§ What is expected:
Output the full listing below exactly, without the pictures.

Excerpt from a dataset:
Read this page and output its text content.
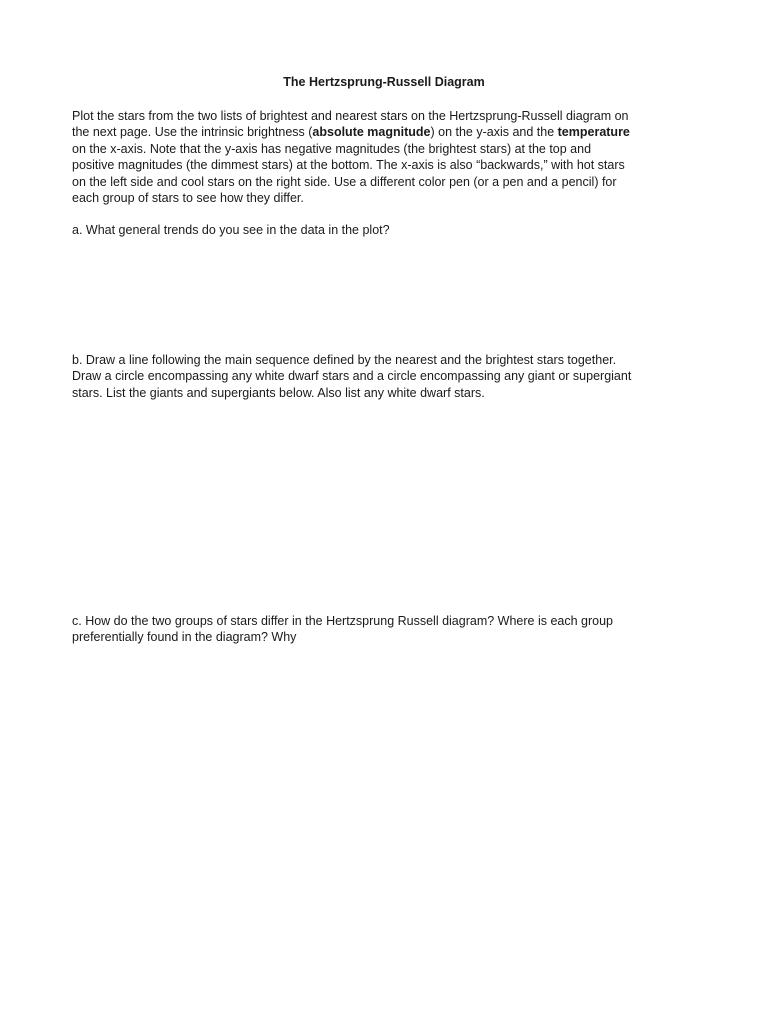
The Hertzsprung-Russell Diagram
Plot the stars from the two lists of brightest and nearest stars on the Hertzsprung-Russell diagram on
the next page. Use the intrinsic brightness (absolute magnitude) on the y-axis and the temperature
on the x-axis. Note that the y-axis has negative magnitudes (the brightest stars) at the top and
positive magnitudes (the dimmest stars) at the bottom. The x-axis is also “backwards,” with hot stars
on the left side and cool stars on the right side. Use a different color pen (or a pen and a pencil) for
each group of stars to see how they differ.
a. What general trends do you see in the data in the plot?
b. Draw a line following the main sequence defined by the nearest and the brightest stars together.
Draw a circle encompassing any white dwarf stars and a circle encompassing any giant or supergiant
stars. List the giants and supergiants below. Also list any white dwarf stars.
c. How do the two groups of stars differ in the Hertzsprung Russell diagram? Where is each group
preferentially found in the diagram? Why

§ Response for this exercise:
Read this page and output its text content.
The Hertzsprung-Russell Diagram
Plot the stars from the two lists of brightest and nearest stars on the Hertzsprung-Russell diagram on
the next page. Use the intrinsic brightness (absolute magnitude) on the y-axis and the temperature
on the x-axis. Note that the y-axis has negative magnitudes (the brightest stars) at the top and
positive magnitudes (the dimmest stars) at the bottom. The x-axis is also “backwards,” with hot stars
on the left side and cool stars on the right side. Use a different color pen (or a pen and a pencil) for
each group of stars to see how they differ.
a. What general trends do you see in the data in the plot?
b. Draw a line following the main sequence defined by the nearest and the brightest stars together.
Draw a circle encompassing any white dwarf stars and a circle encompassing any giant or supergiant
stars. List the giants and supergiants below. Also list any white dwarf stars.
c. How do the two groups of stars differ in the Hertzsprung Russell diagram? Where is each group
preferentially found in the diagram? Why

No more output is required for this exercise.